++++ Supplied information ++++

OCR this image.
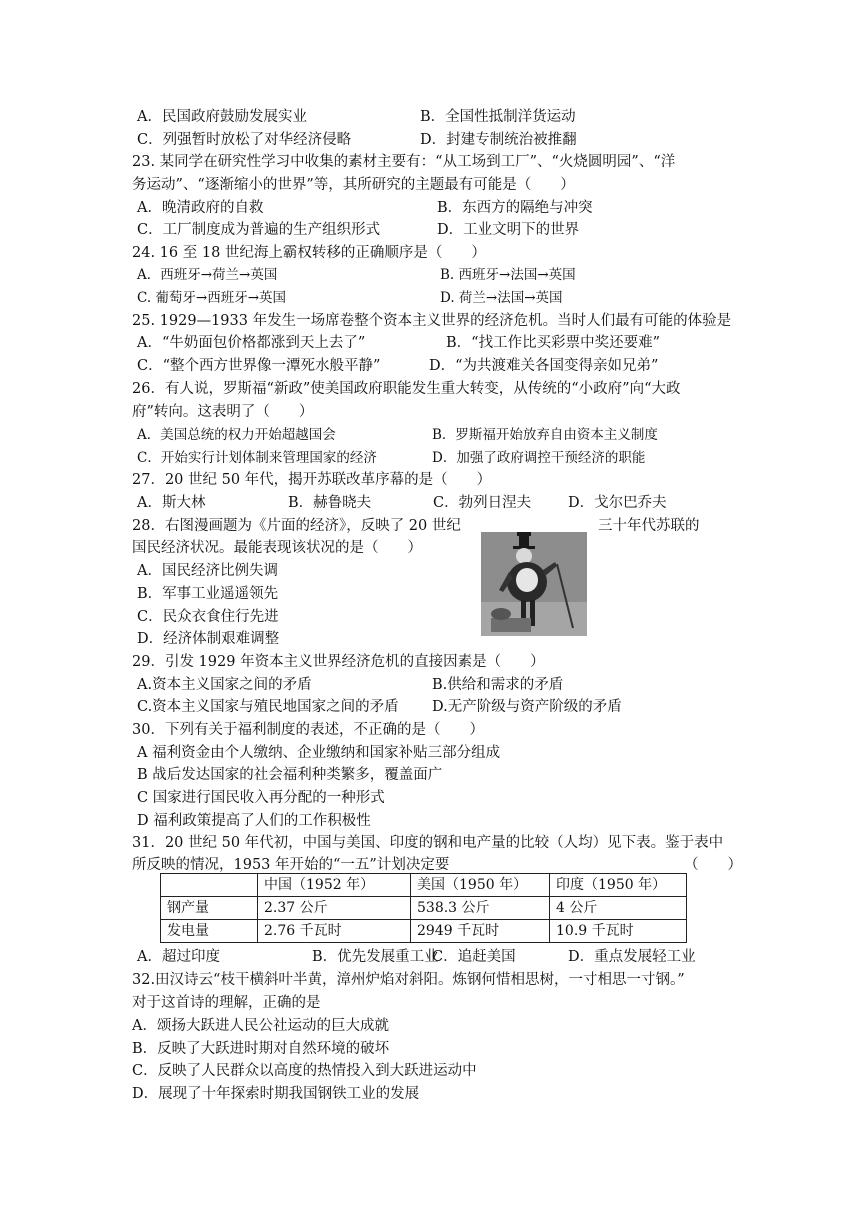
A．民国政府鼓励发展实业	B．全国性抵制洋货运动
C．列强暂时放松了对华经济侵略	D．封建专制统治被推翻
23. 某同学在研究性学习中收集的素材主要有：“从工场到工厂”、“火烧圆明园”、“洋
务运动”、“逐渐缩小的世界”等，其所研究的主题最有可能是（　　）
A．晚清政府的自救	B．东西方的隔绝与冲突
C．工厂制度成为普遍的生产组织形式	D．工业文明下的世界
24. 16 至 18 世纪海上霸权转移的正确顺序是（　　）
A．西班牙→荷兰→英国	B. 西班牙→法国→英国
C. 葡萄牙→西班牙→英国	D. 荷兰→法国→英国
25. 1929—1933 年发生一场席卷整个资本主义世界的经济危机。当时人们最有可能的体验是
A．“牛奶面包价格都涨到天上去了”	B．“找工作比买彩票中奖还要难”
C．“整个西方世界像一潭死水般平静”	D．“为共渡难关各国变得亲如兄弟”
26．有人说，罗斯福“新政”使美国政府职能发生重大转变，从传统的“小政府”向“大政
府”转向。这表明了（　　）
A．美国总统的权力开始超越国会	B．罗斯福开始放弃自由资本主义制度
C．开始实行计划体制来管理国家的经济	D．加强了政府调控干预经济的职能
27．20 世纪 50 年代，揭开苏联改革序幕的是（　　）
A．斯大林	B．赫鲁晓夫	C．勃列日涅夫	D．戈尔巴乔夫
28．右图漫画题为《片面的经济》，反映了 20 世纪	三十年代苏联的
国民经济状况。最能表现该状况的是（　　）
A．国民经济比例失调
B．军事工业遥遥领先
C．民众衣食住行先进
D．经济体制艰难调整
29．引发 1929 年资本主义世界经济危机的直接因素是（　　）
A.资本主义国家之间的矛盾	B.供给和需求的矛盾
C.资本主义国家与殖民地国家之间的矛盾 D.无产阶级与资产阶级的矛盾
30．下列有关于福利制度的表述，不正确的是（　　）
A 福利资金由个人缴纳、企业缴纳和国家补贴三部分组成
B 战后发达国家的社会福利种类繁多，覆盖面广
C 国家进行国民收入再分配的一种形式
D 福利政策提高了人们的工作积极性
31．20 世纪 50 年代初，中国与美国、印度的钢和电产量的比较（人均）见下表。鉴于表中
所反映的情况，1953 年开始的“一五”计划决定要	（　　）
	中国（1952 年）	美国（1950 年）	印度（1950 年）
钢产量	2.37 公斤	538.3 公斤	4 公斤
发电量	2.76 千瓦时	2949 千瓦时	10.9 千瓦时
A．超过印度	B．优先发展重工业
C．追赶美国	D．重点发展轻工业
32.田汉诗云“枝干横斜叶半黄，漳州炉焰对斜阳。炼钢何惜相思树，一寸相思一寸钢。”
对于这首诗的理解，正确的是
A．颂扬大跃进人民公社运动的巨大成就
B．反映了大跃进时期对自然环境的破坏
C．反映了人民群众以高度的热情投入到大跃进运动中
D．展现了十年探索时期我国钢铁工业的发展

++++

* _Aim_
Your copy should match the entries exactly, minus the pictures.

* _Response to the task_
OCR this image.
A．民国政府鼓励发展实业	B．全国性抵制洋货运动
C．列强暂时放松了对华经济侵略	D．封建专制统治被推翻
23. 某同学在研究性学习中收集的素材主要有：“从工场到工厂”、“火烧圆明园”、“洋
务运动”、“逐渐缩小的世界”等，其所研究的主题最有可能是（　　）
A．晚清政府的自救	B．东西方的隔绝与冲突
C．工厂制度成为普遍的生产组织形式	D．工业文明下的世界
24. 16 至 18 世纪海上霸权转移的正确顺序是（　　）
A．西班牙→荷兰→英国	B. 西班牙→法国→英国
C. 葡萄牙→西班牙→英国	D. 荷兰→法国→英国
25. 1929—1933 年发生一场席卷整个资本主义世界的经济危机。当时人们最有可能的体验是
A．“牛奶面包价格都涨到天上去了”	B．“找工作比买彩票中奖还要难”
C．“整个西方世界像一潭死水般平静”	D．“为共渡难关各国变得亲如兄弟”
26．有人说，罗斯福“新政”使美国政府职能发生重大转变，从传统的“小政府”向“大政
府”转向。这表明了（　　）
A．美国总统的权力开始超越国会	B．罗斯福开始放弃自由资本主义制度
C．开始实行计划体制来管理国家的经济	D．加强了政府调控干预经济的职能
27．20 世纪 50 年代，揭开苏联改革序幕的是（　　）
A．斯大林	B．赫鲁晓夫	C．勃列日涅夫	D．戈尔巴乔夫
28．右图漫画题为《片面的经济》，反映了 20 世纪	三十年代苏联的
国民经济状况。最能表现该状况的是（　　）
A．国民经济比例失调
B．军事工业遥遥领先
C．民众衣食住行先进
D．经济体制艰难调整
29．引发 1929 年资本主义世界经济危机的直接因素是（　　）
A.资本主义国家之间的矛盾	B.供给和需求的矛盾
C.资本主义国家与殖民地国家之间的矛盾 D.无产阶级与资产阶级的矛盾
30．下列有关于福利制度的表述，不正确的是（　　）
A 福利资金由个人缴纳、企业缴纳和国家补贴三部分组成
B 战后发达国家的社会福利种类繁多，覆盖面广
C 国家进行国民收入再分配的一种形式
D 福利政策提高了人们的工作积极性
31．20 世纪 50 年代初，中国与美国、印度的钢和电产量的比较（人均）见下表。鉴于表中
所反映的情况，1953 年开始的“一五”计划决定要	（　　）
	中国（1952 年）	美国（1950 年）	印度（1950 年）
钢产量	2.37 公斤	538.3 公斤	4 公斤
发电量	2.76 千瓦时	2949 千瓦时	10.9 千瓦时
A．超过印度	B．优先发展重工业
C．追赶美国	D．重点发展轻工业
32.田汉诗云“枝干横斜叶半黄，漳州炉焰对斜阳。炼钢何惜相思树，一寸相思一寸钢。”
对于这首诗的理解，正确的是
A．颂扬大跃进人民公社运动的巨大成就
B．反映了大跃进时期对自然环境的破坏
C．反映了人民群众以高度的热情投入到大跃进运动中
D．展现了十年探索时期我国钢铁工业的发展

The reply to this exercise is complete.